_Data listing_
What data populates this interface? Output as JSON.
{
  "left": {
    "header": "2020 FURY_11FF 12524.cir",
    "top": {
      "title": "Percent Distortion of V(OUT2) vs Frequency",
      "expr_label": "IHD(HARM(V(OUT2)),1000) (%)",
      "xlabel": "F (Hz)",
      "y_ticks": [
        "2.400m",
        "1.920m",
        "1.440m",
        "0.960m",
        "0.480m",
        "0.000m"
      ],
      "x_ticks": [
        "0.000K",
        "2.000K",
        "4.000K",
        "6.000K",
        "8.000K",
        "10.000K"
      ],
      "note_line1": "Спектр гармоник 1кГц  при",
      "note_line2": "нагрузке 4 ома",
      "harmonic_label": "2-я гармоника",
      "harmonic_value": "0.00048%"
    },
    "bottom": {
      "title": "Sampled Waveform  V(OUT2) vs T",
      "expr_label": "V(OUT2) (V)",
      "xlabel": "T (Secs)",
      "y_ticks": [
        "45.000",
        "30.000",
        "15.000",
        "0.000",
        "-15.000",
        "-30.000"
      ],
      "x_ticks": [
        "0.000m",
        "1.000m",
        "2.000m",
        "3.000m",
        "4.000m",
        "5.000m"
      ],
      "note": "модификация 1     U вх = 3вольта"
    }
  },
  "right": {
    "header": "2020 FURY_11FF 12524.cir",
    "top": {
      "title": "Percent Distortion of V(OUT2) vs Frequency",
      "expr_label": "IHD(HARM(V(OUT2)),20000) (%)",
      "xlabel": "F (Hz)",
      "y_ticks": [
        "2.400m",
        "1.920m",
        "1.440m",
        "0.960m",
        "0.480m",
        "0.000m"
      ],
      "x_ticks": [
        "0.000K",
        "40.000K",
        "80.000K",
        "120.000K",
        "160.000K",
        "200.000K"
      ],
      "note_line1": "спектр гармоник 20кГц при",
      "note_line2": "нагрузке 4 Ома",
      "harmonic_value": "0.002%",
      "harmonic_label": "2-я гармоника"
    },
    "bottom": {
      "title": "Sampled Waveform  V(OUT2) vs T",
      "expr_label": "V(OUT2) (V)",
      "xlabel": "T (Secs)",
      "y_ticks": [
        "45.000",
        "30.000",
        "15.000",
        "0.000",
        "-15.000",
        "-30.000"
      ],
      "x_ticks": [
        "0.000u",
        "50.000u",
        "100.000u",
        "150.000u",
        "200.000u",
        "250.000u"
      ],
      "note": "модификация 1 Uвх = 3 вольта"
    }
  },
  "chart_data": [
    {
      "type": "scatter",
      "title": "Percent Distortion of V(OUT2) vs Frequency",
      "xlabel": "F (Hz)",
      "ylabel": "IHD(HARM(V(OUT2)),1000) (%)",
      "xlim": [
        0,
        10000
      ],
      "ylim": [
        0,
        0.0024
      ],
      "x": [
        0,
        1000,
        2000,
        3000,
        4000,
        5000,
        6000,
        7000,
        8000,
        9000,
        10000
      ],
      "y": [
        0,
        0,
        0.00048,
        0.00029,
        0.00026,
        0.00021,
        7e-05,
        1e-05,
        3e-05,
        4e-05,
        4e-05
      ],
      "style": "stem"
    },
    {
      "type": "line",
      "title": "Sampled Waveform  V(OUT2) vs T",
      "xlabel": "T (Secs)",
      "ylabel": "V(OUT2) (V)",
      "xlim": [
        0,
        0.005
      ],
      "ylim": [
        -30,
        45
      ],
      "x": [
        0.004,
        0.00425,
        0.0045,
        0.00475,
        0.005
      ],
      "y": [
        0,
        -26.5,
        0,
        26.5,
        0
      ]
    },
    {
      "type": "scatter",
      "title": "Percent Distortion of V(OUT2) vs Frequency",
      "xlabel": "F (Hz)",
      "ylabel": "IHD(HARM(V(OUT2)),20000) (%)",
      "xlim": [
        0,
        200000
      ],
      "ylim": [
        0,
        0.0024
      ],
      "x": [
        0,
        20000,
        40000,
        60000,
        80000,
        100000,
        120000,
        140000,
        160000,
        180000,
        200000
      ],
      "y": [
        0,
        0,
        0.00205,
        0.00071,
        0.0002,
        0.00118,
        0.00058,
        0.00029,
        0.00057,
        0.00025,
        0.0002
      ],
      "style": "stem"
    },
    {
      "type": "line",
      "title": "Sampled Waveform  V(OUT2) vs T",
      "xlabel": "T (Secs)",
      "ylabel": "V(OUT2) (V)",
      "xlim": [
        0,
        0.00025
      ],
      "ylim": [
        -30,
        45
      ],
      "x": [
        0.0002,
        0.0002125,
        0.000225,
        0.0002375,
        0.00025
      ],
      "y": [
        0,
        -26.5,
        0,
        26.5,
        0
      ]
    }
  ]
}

_Set task_
Copy down the material exactly as written.

_Solution for this task_
What data populates this interface? Output as JSON.
{
  "left": {
    "header": "2020 FURY_11FF 12524.cir",
    "top": {
      "title": "Percent Distortion of V(OUT2) vs Frequency",
      "expr_label": "IHD(HARM(V(OUT2)),1000) (%)",
      "xlabel": "F (Hz)",
      "y_ticks": [
        "2.400m",
        "1.920m",
        "1.440m",
        "0.960m",
        "0.480m",
        "0.000m"
      ],
      "x_ticks": [
        "0.000K",
        "2.000K",
        "4.000K",
        "6.000K",
        "8.000K",
        "10.000K"
      ],
      "note_line1": "Спектр гармоник 1кГц  при",
      "note_line2": "нагрузке 4 ома",
      "harmonic_label": "2-я гармоника",
      "harmonic_value": "0.00048%"
    },
    "bottom": {
      "title": "Sampled Waveform  V(OUT2) vs T",
      "expr_label": "V(OUT2) (V)",
      "xlabel": "T (Secs)",
      "y_ticks": [
        "45.000",
        "30.000",
        "15.000",
        "0.000",
        "-15.000",
        "-30.000"
      ],
      "x_ticks": [
        "0.000m",
        "1.000m",
        "2.000m",
        "3.000m",
        "4.000m",
        "5.000m"
      ],
      "note": "модификация 1     U вх = 3вольта"
    }
  },
  "right": {
    "header": "2020 FURY_11FF 12524.cir",
    "top": {
      "title": "Percent Distortion of V(OUT2) vs Frequency",
      "expr_label": "IHD(HARM(V(OUT2)),20000) (%)",
      "xlabel": "F (Hz)",
      "y_ticks": [
        "2.400m",
        "1.920m",
        "1.440m",
        "0.960m",
        "0.480m",
        "0.000m"
      ],
      "x_ticks": [
        "0.000K",
        "40.000K",
        "80.000K",
        "120.000K",
        "160.000K",
        "200.000K"
      ],
      "note_line1": "спектр гармоник 20кГц при",
      "note_line2": "нагрузке 4 Ома",
      "harmonic_value": "0.002%",
      "harmonic_label": "2-я гармоника"
    },
    "bottom": {
      "title": "Sampled Waveform  V(OUT2) vs T",
      "expr_label": "V(OUT2) (V)",
      "xlabel": "T (Secs)",
      "y_ticks": [
        "45.000",
        "30.000",
        "15.000",
        "0.000",
        "-15.000",
        "-30.000"
      ],
      "x_ticks": [
        "0.000u",
        "50.000u",
        "100.000u",
        "150.000u",
        "200.000u",
        "250.000u"
      ],
      "note": "модификация 1 Uвх = 3 вольта"
    }
  },
  "chart_data": [
    {
      "type": "scatter",
      "title": "Percent Distortion of V(OUT2) vs Frequency",
      "xlabel": "F (Hz)",
      "ylabel": "IHD(HARM(V(OUT2)),1000) (%)",
      "xlim": [
        0,
        10000
      ],
      "ylim": [
        0,
        0.0024
      ],
      "x": [
        0,
        1000,
        2000,
        3000,
        4000,
        5000,
        6000,
        7000,
        8000,
        9000,
        10000
      ],
      "y": [
        0,
        0,
        0.00048,
        0.00029,
        0.00026,
        0.00021,
        7e-05,
        1e-05,
        3e-05,
        4e-05,
        4e-05
      ],
      "style": "stem"
    },
    {
      "type": "line",
      "title": "Sampled Waveform  V(OUT2) vs T",
      "xlabel": "T (Secs)",
      "ylabel": "V(OUT2) (V)",
      "xlim": [
        0,
        0.005
      ],
      "ylim": [
        -30,
        45
      ],
      "x": [
        0.004,
        0.00425,
        0.0045,
        0.00475,
        0.005
      ],
      "y": [
        0,
        -26.5,
        0,
        26.5,
        0
      ]
    },
    {
      "type": "scatter",
      "title": "Percent Distortion of V(OUT2) vs Frequency",
      "xlabel": "F (Hz)",
      "ylabel": "IHD(HARM(V(OUT2)),20000) (%)",
      "xlim": [
        0,
        200000
      ],
      "ylim": [
        0,
        0.0024
      ],
      "x": [
        0,
        20000,
        40000,
        60000,
        80000,
        100000,
        120000,
        140000,
        160000,
        180000,
        200000
      ],
      "y": [
        0,
        0,
        0.00205,
        0.00071,
        0.0002,
        0.00118,
        0.00058,
        0.00029,
        0.00057,
        0.00025,
        0.0002
      ],
      "style": "stem"
    },
    {
      "type": "line",
      "title": "Sampled Waveform  V(OUT2) vs T",
      "xlabel": "T (Secs)",
      "ylabel": "V(OUT2) (V)",
      "xlim": [
        0,
        0.00025
      ],
      "ylim": [
        -30,
        45
      ],
      "x": [
        0.0002,
        0.0002125,
        0.000225,
        0.0002375,
        0.00025
      ],
      "y": [
        0,
        -26.5,
        0,
        26.5,
        0
      ]
    }
  ]
}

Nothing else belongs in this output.